*Given request*. Find every line in the records below that holds the word "JSON", and copy it out.
** Begin Extracted records **
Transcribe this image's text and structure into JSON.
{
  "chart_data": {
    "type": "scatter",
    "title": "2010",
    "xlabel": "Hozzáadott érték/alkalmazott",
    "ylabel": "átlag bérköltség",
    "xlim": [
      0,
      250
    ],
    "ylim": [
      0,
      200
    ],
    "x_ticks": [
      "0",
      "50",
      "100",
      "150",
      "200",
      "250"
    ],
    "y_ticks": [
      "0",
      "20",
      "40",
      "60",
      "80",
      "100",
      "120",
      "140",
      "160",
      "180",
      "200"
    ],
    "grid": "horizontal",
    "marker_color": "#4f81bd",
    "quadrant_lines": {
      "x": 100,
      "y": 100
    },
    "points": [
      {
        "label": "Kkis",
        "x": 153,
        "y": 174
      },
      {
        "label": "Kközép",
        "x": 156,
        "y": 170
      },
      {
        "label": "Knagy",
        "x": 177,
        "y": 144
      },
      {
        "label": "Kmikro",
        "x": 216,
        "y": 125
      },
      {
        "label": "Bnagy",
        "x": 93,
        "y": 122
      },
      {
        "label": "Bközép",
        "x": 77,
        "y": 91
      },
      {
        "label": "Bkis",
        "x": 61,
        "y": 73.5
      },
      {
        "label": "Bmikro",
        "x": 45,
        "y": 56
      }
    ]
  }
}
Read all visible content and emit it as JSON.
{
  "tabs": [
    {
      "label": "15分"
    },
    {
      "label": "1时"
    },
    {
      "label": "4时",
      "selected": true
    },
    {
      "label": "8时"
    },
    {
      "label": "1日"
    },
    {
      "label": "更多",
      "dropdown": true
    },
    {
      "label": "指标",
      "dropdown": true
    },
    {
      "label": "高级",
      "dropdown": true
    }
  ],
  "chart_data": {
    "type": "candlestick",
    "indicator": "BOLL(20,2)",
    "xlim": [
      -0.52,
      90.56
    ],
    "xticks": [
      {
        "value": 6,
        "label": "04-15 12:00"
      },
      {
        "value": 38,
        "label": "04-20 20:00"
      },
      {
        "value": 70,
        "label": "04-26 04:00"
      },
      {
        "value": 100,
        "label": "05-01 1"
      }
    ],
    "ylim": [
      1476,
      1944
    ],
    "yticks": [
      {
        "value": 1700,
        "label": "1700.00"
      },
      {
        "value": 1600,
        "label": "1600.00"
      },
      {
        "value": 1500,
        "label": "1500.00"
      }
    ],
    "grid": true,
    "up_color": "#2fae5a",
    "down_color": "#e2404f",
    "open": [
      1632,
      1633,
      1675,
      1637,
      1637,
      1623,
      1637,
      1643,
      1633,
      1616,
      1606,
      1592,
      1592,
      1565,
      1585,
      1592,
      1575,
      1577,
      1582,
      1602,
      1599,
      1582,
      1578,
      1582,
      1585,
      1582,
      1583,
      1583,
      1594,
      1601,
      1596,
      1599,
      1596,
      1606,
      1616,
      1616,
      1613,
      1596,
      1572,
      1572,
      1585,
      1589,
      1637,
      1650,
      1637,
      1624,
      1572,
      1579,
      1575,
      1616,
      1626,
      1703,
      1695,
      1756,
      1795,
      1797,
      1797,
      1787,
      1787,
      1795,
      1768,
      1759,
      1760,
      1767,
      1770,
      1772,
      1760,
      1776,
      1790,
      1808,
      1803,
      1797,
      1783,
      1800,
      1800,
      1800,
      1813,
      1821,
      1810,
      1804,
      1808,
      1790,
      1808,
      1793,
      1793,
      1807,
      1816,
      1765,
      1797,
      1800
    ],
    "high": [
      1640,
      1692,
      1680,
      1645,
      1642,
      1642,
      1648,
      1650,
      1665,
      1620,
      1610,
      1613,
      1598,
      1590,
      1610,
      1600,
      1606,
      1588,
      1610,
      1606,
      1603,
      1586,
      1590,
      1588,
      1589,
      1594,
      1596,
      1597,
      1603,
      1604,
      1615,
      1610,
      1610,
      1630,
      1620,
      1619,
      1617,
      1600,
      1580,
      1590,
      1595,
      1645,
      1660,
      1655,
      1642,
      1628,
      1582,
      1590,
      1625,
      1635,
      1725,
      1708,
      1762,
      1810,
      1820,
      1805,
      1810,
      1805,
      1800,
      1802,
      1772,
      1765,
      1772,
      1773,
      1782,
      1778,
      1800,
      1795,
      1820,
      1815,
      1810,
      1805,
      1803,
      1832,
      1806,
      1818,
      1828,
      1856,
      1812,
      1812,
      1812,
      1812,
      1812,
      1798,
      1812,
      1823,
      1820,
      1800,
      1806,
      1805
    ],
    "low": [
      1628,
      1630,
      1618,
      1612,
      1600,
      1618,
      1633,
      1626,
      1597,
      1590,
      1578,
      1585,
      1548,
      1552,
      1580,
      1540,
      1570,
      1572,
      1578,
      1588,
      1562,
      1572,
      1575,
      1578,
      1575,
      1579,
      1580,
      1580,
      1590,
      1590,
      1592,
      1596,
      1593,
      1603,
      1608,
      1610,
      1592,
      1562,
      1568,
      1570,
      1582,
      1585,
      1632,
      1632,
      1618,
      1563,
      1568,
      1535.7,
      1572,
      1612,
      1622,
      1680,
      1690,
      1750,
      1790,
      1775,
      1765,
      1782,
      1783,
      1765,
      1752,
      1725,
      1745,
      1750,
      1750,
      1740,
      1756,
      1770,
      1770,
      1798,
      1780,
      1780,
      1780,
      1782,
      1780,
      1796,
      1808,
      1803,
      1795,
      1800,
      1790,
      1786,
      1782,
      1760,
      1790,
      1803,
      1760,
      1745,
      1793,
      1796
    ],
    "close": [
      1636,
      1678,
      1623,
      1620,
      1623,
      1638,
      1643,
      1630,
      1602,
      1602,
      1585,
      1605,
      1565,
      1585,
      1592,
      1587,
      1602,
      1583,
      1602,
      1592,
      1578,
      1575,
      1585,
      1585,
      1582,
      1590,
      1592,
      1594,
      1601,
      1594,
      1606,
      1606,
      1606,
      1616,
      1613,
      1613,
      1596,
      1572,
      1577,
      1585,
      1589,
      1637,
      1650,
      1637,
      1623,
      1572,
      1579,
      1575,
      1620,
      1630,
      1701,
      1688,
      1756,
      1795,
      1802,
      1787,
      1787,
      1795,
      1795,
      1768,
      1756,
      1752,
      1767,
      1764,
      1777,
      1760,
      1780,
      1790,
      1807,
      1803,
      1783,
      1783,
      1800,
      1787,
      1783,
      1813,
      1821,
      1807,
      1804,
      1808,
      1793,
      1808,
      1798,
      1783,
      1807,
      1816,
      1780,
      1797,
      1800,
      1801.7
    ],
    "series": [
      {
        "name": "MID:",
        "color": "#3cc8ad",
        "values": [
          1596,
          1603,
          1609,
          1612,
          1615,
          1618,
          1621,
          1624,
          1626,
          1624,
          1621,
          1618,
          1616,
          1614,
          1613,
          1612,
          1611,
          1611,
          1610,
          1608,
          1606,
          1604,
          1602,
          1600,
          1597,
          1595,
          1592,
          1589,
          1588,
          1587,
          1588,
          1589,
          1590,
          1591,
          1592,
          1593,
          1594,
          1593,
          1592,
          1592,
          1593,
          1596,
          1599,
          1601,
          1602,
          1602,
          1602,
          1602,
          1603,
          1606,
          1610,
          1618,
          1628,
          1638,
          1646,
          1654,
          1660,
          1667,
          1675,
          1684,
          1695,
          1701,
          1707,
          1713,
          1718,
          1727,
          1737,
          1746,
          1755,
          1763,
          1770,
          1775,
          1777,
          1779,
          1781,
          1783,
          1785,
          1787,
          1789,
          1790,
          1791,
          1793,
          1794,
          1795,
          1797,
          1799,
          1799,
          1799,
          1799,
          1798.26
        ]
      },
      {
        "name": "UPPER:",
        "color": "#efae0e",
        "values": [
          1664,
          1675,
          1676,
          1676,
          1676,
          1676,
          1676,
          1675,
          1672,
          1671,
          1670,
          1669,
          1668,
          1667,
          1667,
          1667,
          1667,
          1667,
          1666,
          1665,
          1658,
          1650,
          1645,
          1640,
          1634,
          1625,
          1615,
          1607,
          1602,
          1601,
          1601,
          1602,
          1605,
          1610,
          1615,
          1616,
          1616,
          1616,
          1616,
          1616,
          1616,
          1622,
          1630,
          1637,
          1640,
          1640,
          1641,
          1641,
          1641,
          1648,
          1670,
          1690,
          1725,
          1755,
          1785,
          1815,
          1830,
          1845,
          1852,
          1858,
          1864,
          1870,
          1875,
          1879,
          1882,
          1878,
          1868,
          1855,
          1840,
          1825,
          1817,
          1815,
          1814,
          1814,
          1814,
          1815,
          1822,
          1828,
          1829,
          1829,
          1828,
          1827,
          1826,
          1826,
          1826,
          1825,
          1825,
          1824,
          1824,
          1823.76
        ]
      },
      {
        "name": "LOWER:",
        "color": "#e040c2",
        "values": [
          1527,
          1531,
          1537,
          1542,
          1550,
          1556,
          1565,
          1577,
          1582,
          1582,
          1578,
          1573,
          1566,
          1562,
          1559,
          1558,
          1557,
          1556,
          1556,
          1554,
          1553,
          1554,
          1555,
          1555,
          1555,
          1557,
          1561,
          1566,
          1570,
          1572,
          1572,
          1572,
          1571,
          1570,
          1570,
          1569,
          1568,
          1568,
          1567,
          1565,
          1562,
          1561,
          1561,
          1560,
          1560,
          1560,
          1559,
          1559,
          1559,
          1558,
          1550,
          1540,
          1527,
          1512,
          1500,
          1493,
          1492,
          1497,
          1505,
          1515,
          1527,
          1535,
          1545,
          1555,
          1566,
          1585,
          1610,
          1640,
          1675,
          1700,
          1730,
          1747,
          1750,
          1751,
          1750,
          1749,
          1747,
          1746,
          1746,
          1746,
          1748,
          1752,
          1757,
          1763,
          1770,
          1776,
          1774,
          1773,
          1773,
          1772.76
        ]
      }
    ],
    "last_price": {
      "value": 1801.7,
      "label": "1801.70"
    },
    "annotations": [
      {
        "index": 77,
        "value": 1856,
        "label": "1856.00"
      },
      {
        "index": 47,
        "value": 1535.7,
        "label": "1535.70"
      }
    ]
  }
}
** End Extracted records **
*Solved exercise*.
Transcribe this image's text and structure into JSON.
Read all visible content and emit it as JSON.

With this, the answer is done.